(Records contained in a dataset)
--------------------

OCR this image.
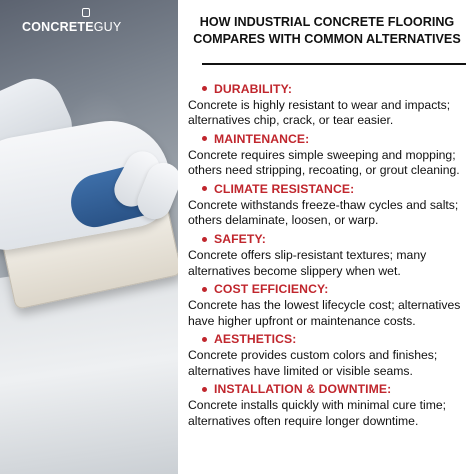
CONCRETEGUY	HOW INDUSTRIAL CONCRETE FLOORING COMPARES WITH COMMON ALTERNATIVES
DURABILITY:
Concrete is highly resistant to wear and impacts; alternatives chip, crack, or tear easier.
MAINTENANCE:
Concrete requires simple sweeping and mopping; others need stripping, recoating, or grout cleaning.
CLIMATE RESISTANCE:
Concrete withstands freeze-thaw cycles and salts; others delaminate, loosen, or warp.
SAFETY:
Concrete offers slip-resistant textures; many alternatives become slippery when wet.
COST EFFICIENCY:
Concrete has the lowest lifecycle cost; alternatives have higher upfront or maintenance costs.
AESTHETICS:
Concrete provides custom colors and finishes; alternatives have limited or visible seams.
INSTALLATION & DOWNTIME:
Concrete installs quickly with minimal cure time; alternatives often require longer downtime.
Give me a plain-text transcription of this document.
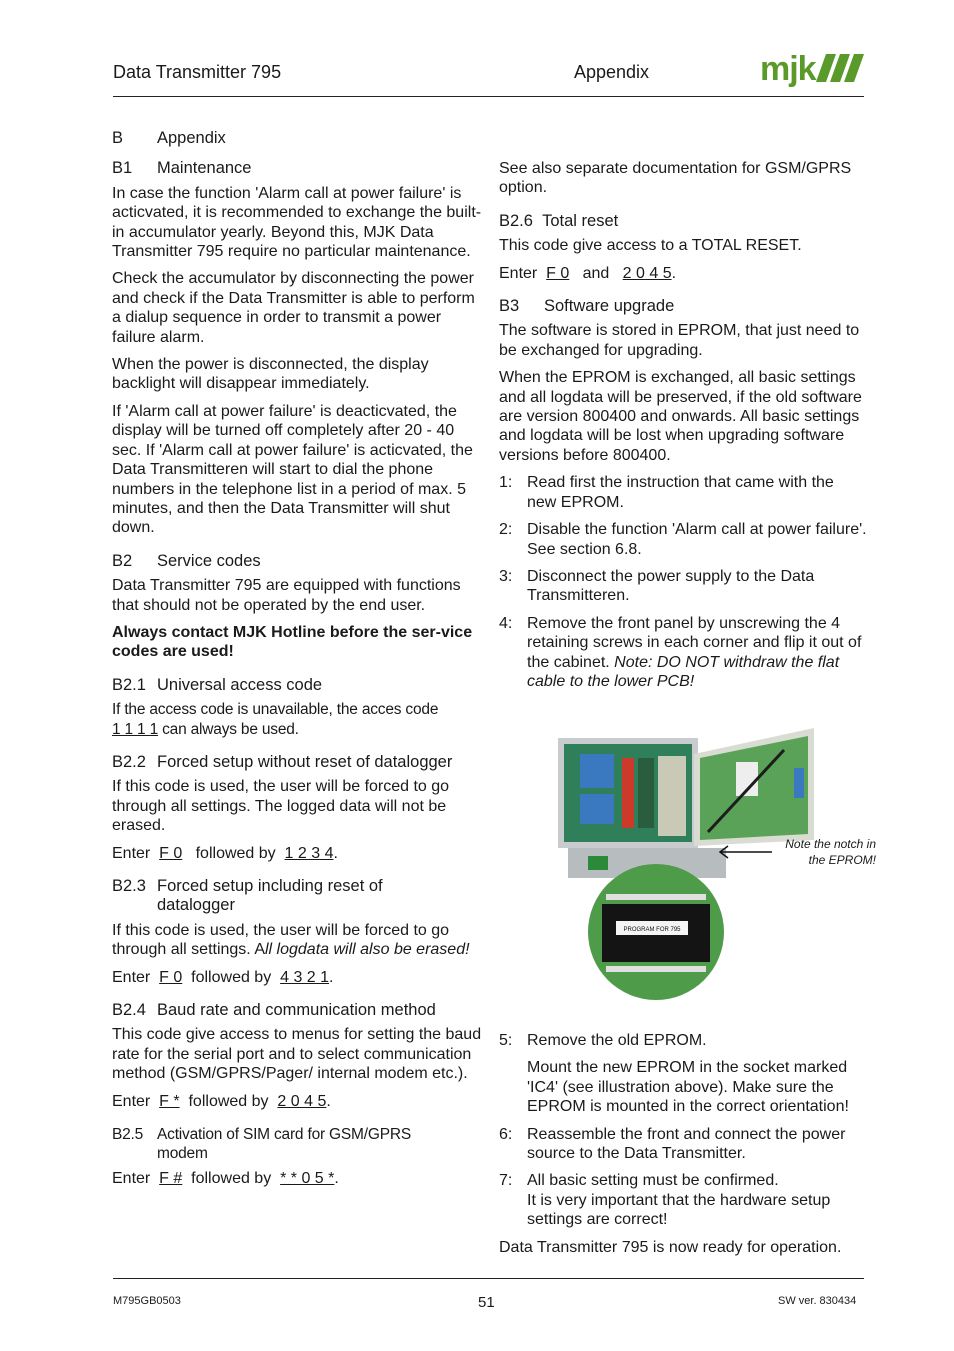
Data Transmitter 795	Appendix	mjk
B Appendix
B1 Maintenance

In case the function 'Alarm call at power failure' is acticvated, it is recommended to exchange the built-in accumulator yearly. Beyond this, MJK Data Transmitter 795 require no particular maintenance.

Check the accumulator by disconnecting the power and check if the Data Transmitter is able to perform a dialup sequence in order to transmit a power failure alarm.

When the power is disconnected, the display backlight will disappear immediately.

If 'Alarm call at power failure' is deacticvated, the display will be turned off completely after 20 - 40 sec. If 'Alarm call at power failure' is acticvated, the Data Transmitteren will start to dial the phone numbers in the telephone list in a period of max. 5 minutes, and then the Data Transmitter will shut down.

B2 Service codes

Data Transmitter 795 are equipped with functions that should not be operated by the end user.

Always contact MJK Hotline before the ser-vice codes are used!

B2.1 Universal access code

If the access code is unavailable, the acces code
1 1 1 1 can always be used.

B2.2 Forced setup without reset of datalogger

If this code is used, the user will be forced to go through all settings. The logged data will not be erased.

Enter F 0 followed by 1 2 3 4.

B2.3 Forced setup including reset of
datalogger

If this code is used, the user will be forced to go through all settings. All logdata will also be erased!

Enter F 0 followed by 4 3 2 1.

B2.4 Baud rate and communication method

This code give access to menus for setting the baud rate for the serial port and to select communication method (GSM/GPRS/Pager/ internal modem etc.).

Enter F * followed by 2 0 4 5.

B2.5 Activation of SIM card for GSM/GPRS
modem

Enter F # followed by * * 0 5 *.

See also separate documentation for GSM/GPRS option.

B2.6 Total reset

This code give access to a TOTAL RESET.

Enter F 0 and 2 0 4 5.

B3 Software upgrade

The software is stored in EPROM, that just need to be exchanged for upgrading.

When the EPROM is exchanged, all basic settings and all logdata will be preserved, if the old software are version 800400 and onwards. All basic settings and logdata will be lost when upgrading software versions before 800400.

1: Read first the instruction that came with the new EPROM.
2: Disable the function 'Alarm call at power failure'. See section 6.8.
3: Disconnect the power supply to the Data Transmitteren.
4: Remove the front panel by unscrewing the 4 retaining screws in each corner and flip it out of the cabinet. Note: DO NOT withdraw the flat cable to the lower PCB!
PROGRAM FOR 795
Note the notch in the EPROM!
5: Remove the old EPROM.

Mount the new EPROM in the socket marked 'IC4' (see illustration above). Make sure the EPROM is mounted in the correct orientation!

6: Reassemble the front and connect the power source to the Data Transmitter.
7: All basic setting must be confirmed.
It is very important that the hardware setup settings are correct!

Data Transmitter 795 is now ready for operation.

M795GB0503	51	SW ver. 830434
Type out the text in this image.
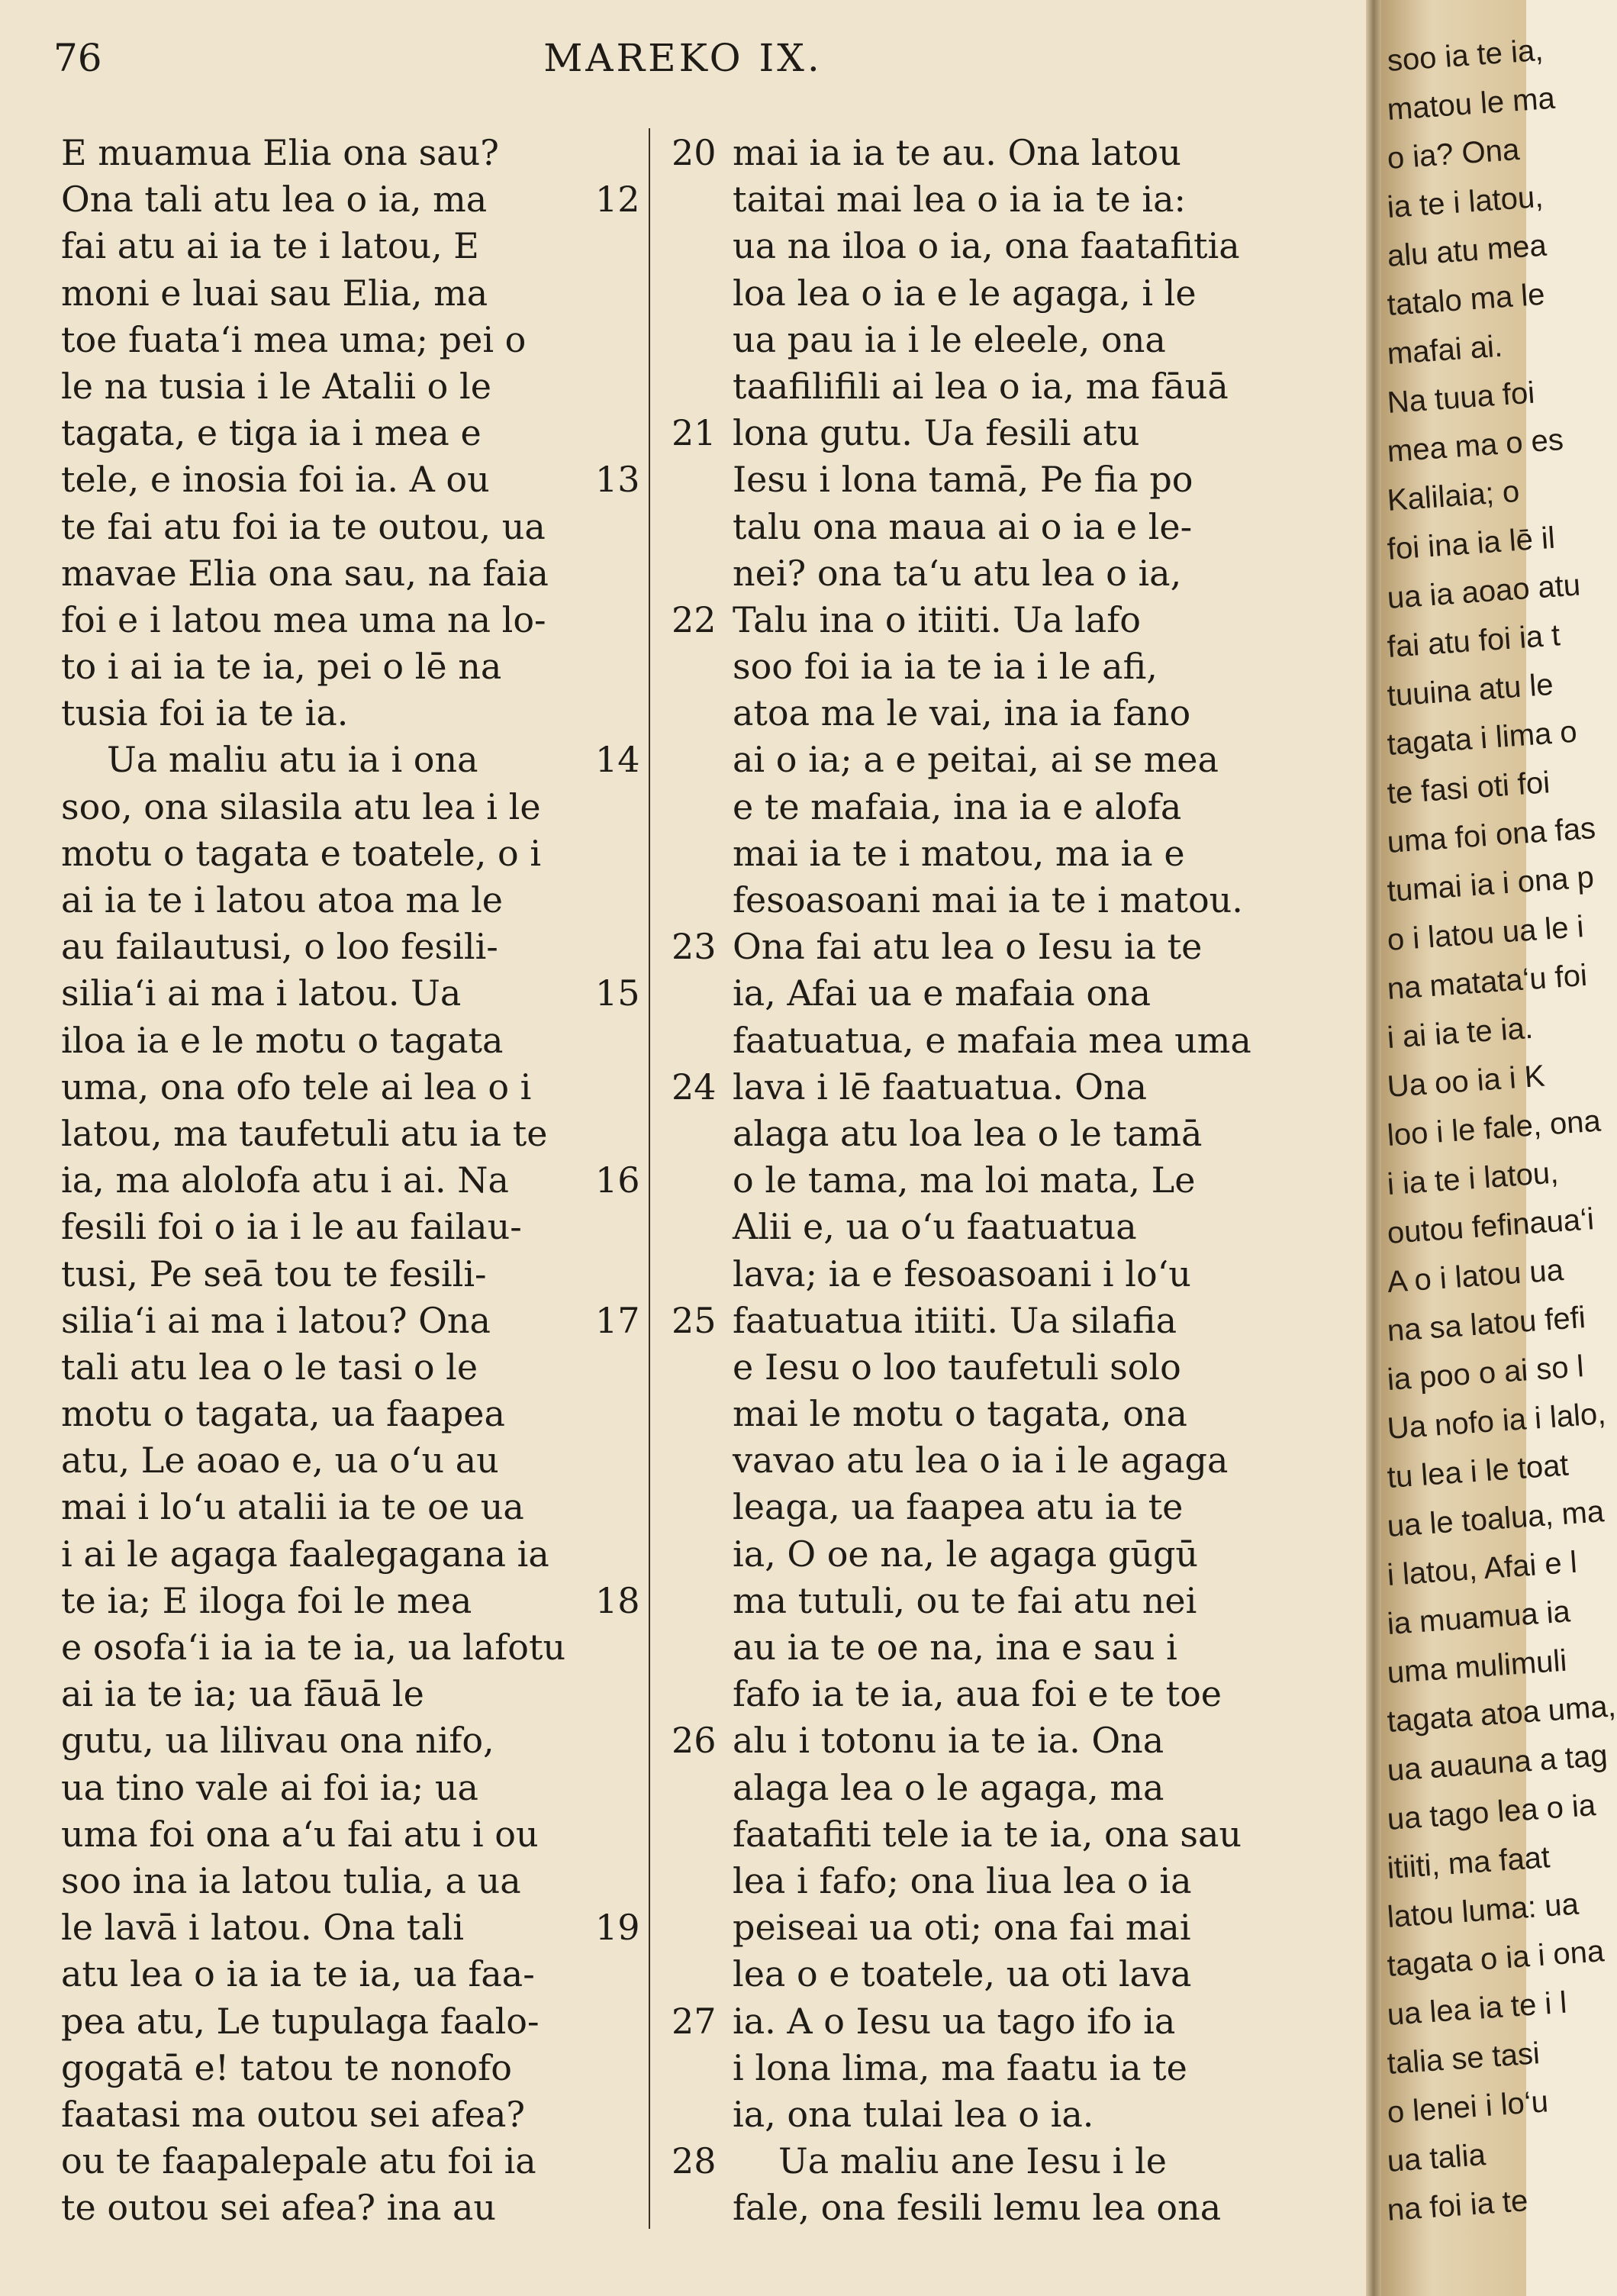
76	MAREKO IX.
E muamua Elia ona sau?
Ona tali atu lea o ia, ma	12
fai atu ai ia te i latou, E
moni e luai sau Elia, ma
toe fuata‘i mea uma; pei o
le na tusia i le Atalii o le
tagata, e tiga ia i mea e
tele, e inosia foi ia. A ou	13
te fai atu foi ia te outou, ua
mavae Elia ona sau, na faia
foi e i latou mea uma na lo-
to i ai ia te ia, pei o lē na
tusia foi ia te ia.
Ua maliu atu ia i ona	14
soo, ona silasila atu lea i le
motu o tagata e toatele, o i
ai ia te i latou atoa ma le
au failautusi, o loo fesili-
silia‘i ai ma i latou. Ua	15
iloa ia e le motu o tagata
uma, ona ofo tele ai lea o i
latou, ma taufetuli atu ia te
ia, ma alolofa atu i ai. Na 16
fesili foi o ia i le au failau-
tusi, Pe seā tou te fesili-
silia‘i ai ma i latou? Ona	17
tali atu lea o le tasi o le
motu o tagata, ua faapea
atu, Le aoao e, ua o‘u au
mai i lo‘u atalii ia te oe ua
i ai le agaga faalegagana ia
te ia; E iloga foi le mea	18
e osofa‘i ia ia te ia, ua lafotu
ai ia te ia; ua fāuā le
gutu, ua lilivau ona nifo,
ua tino vale ai foi ia; ua
uma foi ona a‘u fai atu i ou
soo ina ia latou tulia, a ua
le lavā i latou. Ona tali	19
atu lea o ia ia te ia, ua faa-
pea atu, Le tupulaga faalo-
gogatā e! tatou te nonofo
faatasi ma outou sei afea?
ou te faapalepale atu foi ia
te outou sei afea? ina au
mai ia ia te au. Ona latou
20
taitai mai lea o ia ia te ia:
ua na iloa o ia, ona faatafitia
loa lea o ia e le agaga, i le
ua pau ia i le eleele, ona
taafilifili ai lea o ia, ma fāuā
lona gutu. Ua fesili atu
21
Iesu i lona tamā, Pe fia po
talu ona maua ai o ia e le-
nei? ona ta‘u atu lea o ia,
Talu ina o itiiti. Ua lafo
22
soo foi ia ia te ia i le afi,
atoa ma le vai, ina ia fano
ai o ia; a e peitai, ai se mea
e te mafaia, ina ia e alofa
mai ia te i matou, ma ia e
fesoasoani mai ia te i matou.
Ona fai atu lea o Iesu ia te
23
ia, Afai ua e mafaia ona
faatuatua, e mafaia mea uma
lava i lē faatuatua. Ona
24
alaga atu loa lea o le tamā
o le tama, ma loi mata, Le
Alii e, ua o‘u faatuatua
lava; ia e fesoasoani i lo‘u
faatuatua itiiti. Ua silafia
25
e Iesu o loo taufetuli solo
mai le motu o tagata, ona
vavao atu lea o ia i le agaga
leaga, ua faapea atu ia te
ia, O oe na, le agaga gūgū
ma tutuli, ou te fai atu nei
au ia te oe na, ina e sau i
fafo ia te ia, aua foi e te toe
alu i totonu ia te ia. Ona
26
alaga lea o le agaga, ma
faatafiti tele ia te ia, ona sau
lea i fafo; ona liua lea o ia
peiseai ua oti; ona fai mai
lea o e toatele, ua oti lava
ia. A o Iesu ua tago ifo ia
27
i lona lima, ma faatu ia te
ia, ona tulai lea o ia.
Ua maliu ane Iesu i le
28
fale, ona fesili lemu lea ona
soo ia te ia,
matou le ma
o ia? Ona
ia te i latou,
alu atu mea
tatalo ma le
mafai ai.
Na tuua foi
mea ma o es
Kalilaia; o
foi ina ia lē il
ua ia aoao atu
fai atu foi ia t
tuuina atu le
tagata i lima o
te fasi oti foi
uma foi ona fas
tumai ia i ona p
o i latou ua le i
na matata‘u foi
i ai ia te ia.
Ua oo ia i K
loo i le fale, ona
i ia te i latou,
outou fefinaua‘i
A o i latou ua
na sa latou fefi
ia poo o ai so l
Ua nofo ia i lalo,
tu lea i le toat
ua le toalua, ma
i latou, Afai e l
ia muamua ia
uma mulimuli
tagata atoa uma,
ua auauna a tag
ua tago lea o ia
itiiti, ma faat
latou luma: ua
tagata o ia i ona
ua lea ia te i l
talia se tasi
o lenei i lo‘u
ua talia
na foi ia te
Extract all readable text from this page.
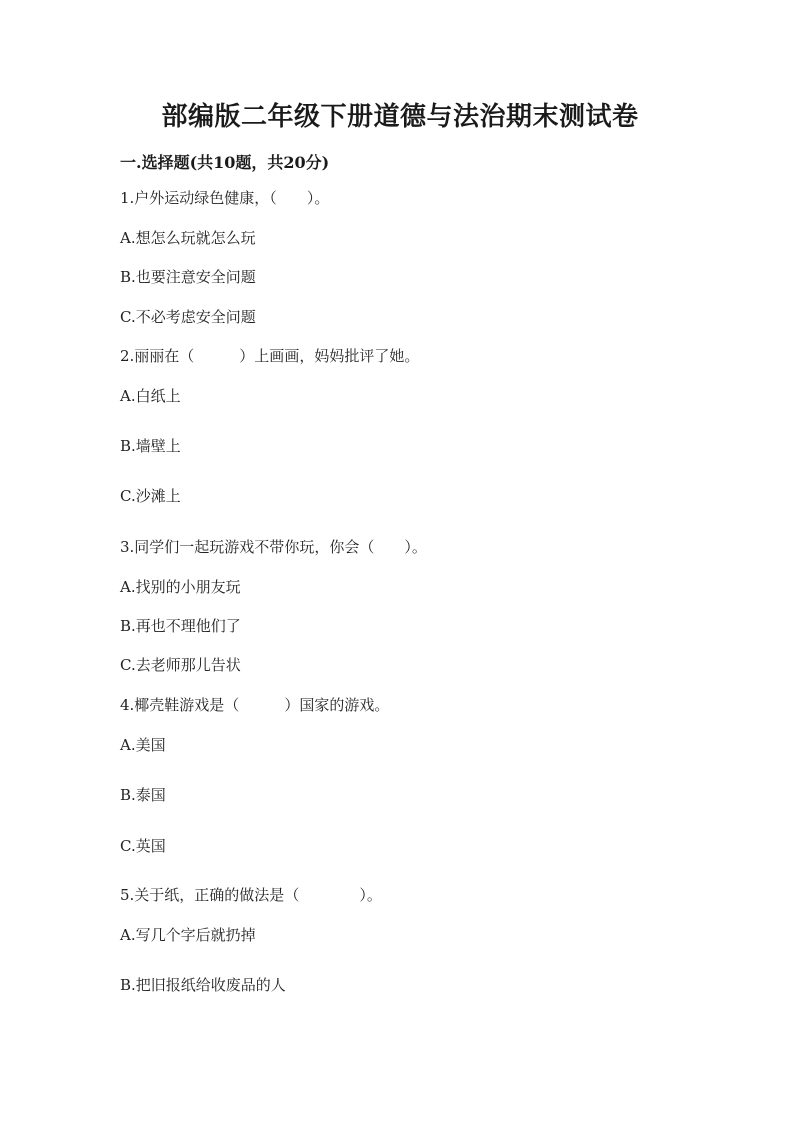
部编版二年级下册道德与法治期末测试卷
一.选择题(共10题，共20分)
1.户外运动绿色健康，（　　）。
A.想怎么玩就怎么玩
B.也要注意安全问题
C.不必考虑安全问题
2.丽丽在（　　　）上画画，妈妈批评了她。
A.白纸上
B.墙壁上
C.沙滩上
3.同学们一起玩游戏不带你玩，你会（　　）。
A.找别的小朋友玩
B.再也不理他们了
C.去老师那儿告状
4.椰壳鞋游戏是（　　　）国家的游戏。
A.美国
B.泰国
C.英国
5.关于纸，正确的做法是（　　　　）。
A.写几个字后就扔掉
B.把旧报纸给收废品的人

--------------------

Objective: Each line with the string "codes" in it needs to be found and copied.

Worked solution:
B2 Service codes
Always contact MJK Hotline before the ser-vice codes are used!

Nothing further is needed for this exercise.